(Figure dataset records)
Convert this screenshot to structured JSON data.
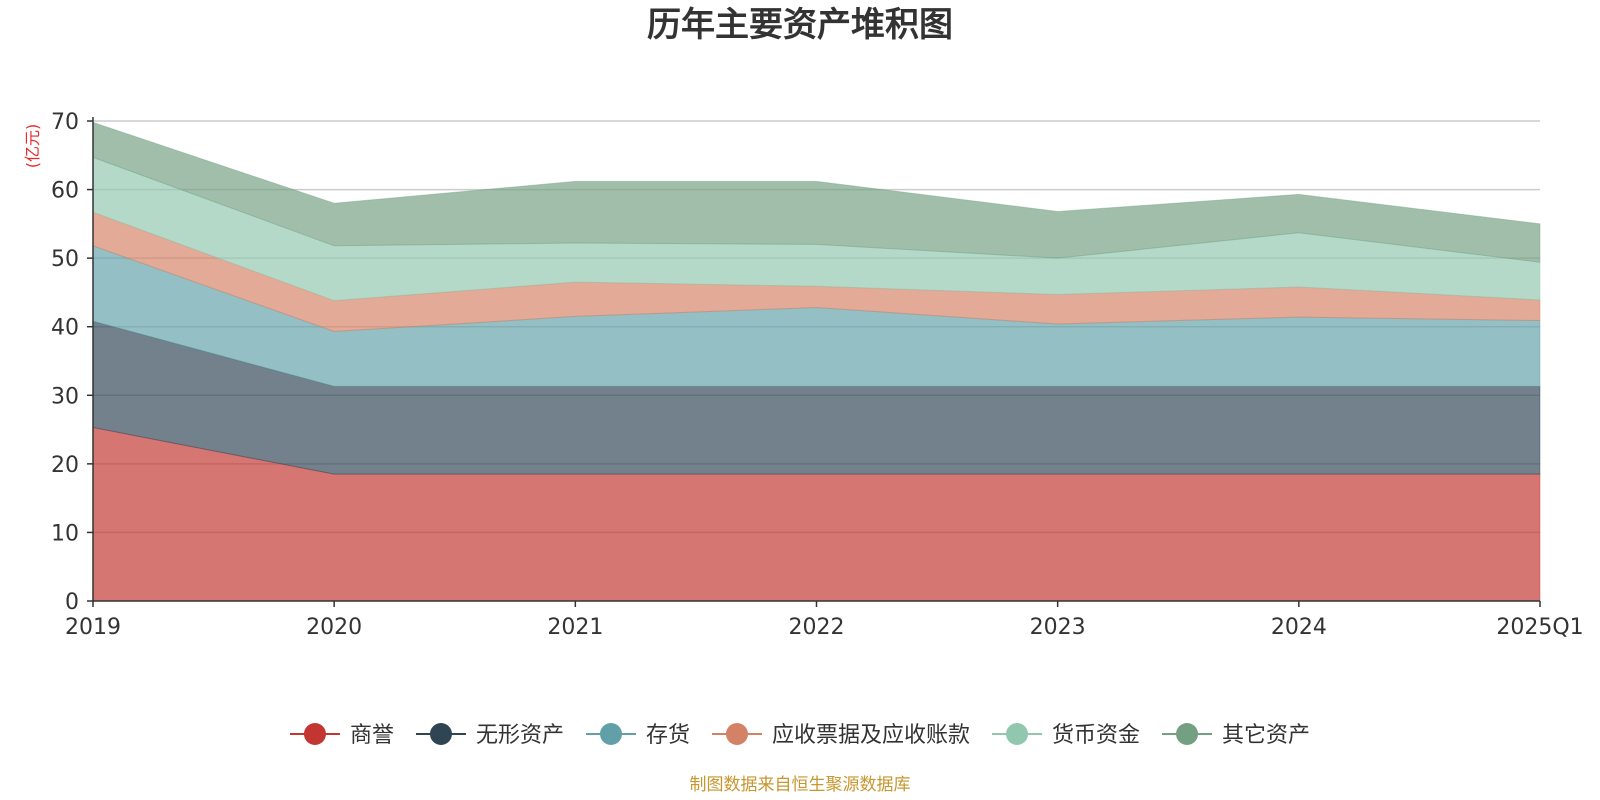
{
  "chart_data": {
    "type": "area",
    "stacked": true,
    "title": "历年主要资产堆积图",
    "ylabel": "(亿元)",
    "xlabel": "",
    "categories": [
      "2019",
      "2020",
      "2021",
      "2022",
      "2023",
      "2024",
      "2025Q1"
    ],
    "ylim": [
      0,
      70
    ],
    "yticks": [
      "0",
      "10",
      "20",
      "30",
      "40",
      "50",
      "60",
      "70"
    ],
    "grid": true,
    "legend_position": "bottom",
    "series": [
      {
        "name": "商誉",
        "color": "#c23531",
        "values": [
          25.3,
          18.5,
          18.5,
          18.5,
          18.5,
          18.5,
          18.5
        ]
      },
      {
        "name": "无形资产",
        "color": "#2f4554",
        "values": [
          15.5,
          12.8,
          12.8,
          12.8,
          12.8,
          12.8,
          12.8
        ]
      },
      {
        "name": "存货",
        "color": "#61a0a8",
        "values": [
          11.0,
          8.0,
          10.2,
          11.5,
          9.1,
          10.1,
          9.6
        ]
      },
      {
        "name": "应收票据及应收账款",
        "color": "#d48265",
        "values": [
          4.9,
          4.5,
          5.0,
          3.1,
          4.3,
          4.4,
          3.0
        ]
      },
      {
        "name": "货币资金",
        "color": "#91c7ae",
        "values": [
          8.0,
          8.0,
          5.7,
          6.1,
          5.3,
          7.9,
          5.5
        ]
      },
      {
        "name": "其它资产",
        "color": "#749f83",
        "values": [
          5.1,
          6.2,
          9.0,
          9.2,
          6.8,
          5.6,
          5.6
        ]
      }
    ]
  },
  "footer": {
    "source": "制图数据来自恒生聚源数据库"
  }
}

WHAT TO DO »
Leave the pictures out and reproduce all of the records exactly.

RESPONSE TO THE TASK »
Convert this screenshot to structured JSON data.
{
  "chart_data": {
    "type": "area",
    "stacked": true,
    "title": "历年主要资产堆积图",
    "ylabel": "(亿元)",
    "xlabel": "",
    "categories": [
      "2019",
      "2020",
      "2021",
      "2022",
      "2023",
      "2024",
      "2025Q1"
    ],
    "ylim": [
      0,
      70
    ],
    "yticks": [
      "0",
      "10",
      "20",
      "30",
      "40",
      "50",
      "60",
      "70"
    ],
    "grid": true,
    "legend_position": "bottom",
    "series": [
      {
        "name": "商誉",
        "color": "#c23531",
        "values": [
          25.3,
          18.5,
          18.5,
          18.5,
          18.5,
          18.5,
          18.5
        ]
      },
      {
        "name": "无形资产",
        "color": "#2f4554",
        "values": [
          15.5,
          12.8,
          12.8,
          12.8,
          12.8,
          12.8,
          12.8
        ]
      },
      {
        "name": "存货",
        "color": "#61a0a8",
        "values": [
          11.0,
          8.0,
          10.2,
          11.5,
          9.1,
          10.1,
          9.6
        ]
      },
      {
        "name": "应收票据及应收账款",
        "color": "#d48265",
        "values": [
          4.9,
          4.5,
          5.0,
          3.1,
          4.3,
          4.4,
          3.0
        ]
      },
      {
        "name": "货币资金",
        "color": "#91c7ae",
        "values": [
          8.0,
          8.0,
          5.7,
          6.1,
          5.3,
          7.9,
          5.5
        ]
      },
      {
        "name": "其它资产",
        "color": "#749f83",
        "values": [
          5.1,
          6.2,
          9.0,
          9.2,
          6.8,
          5.6,
          5.6
        ]
      }
    ]
  },
  "footer": {
    "source": "制图数据来自恒生聚源数据库"
  }
}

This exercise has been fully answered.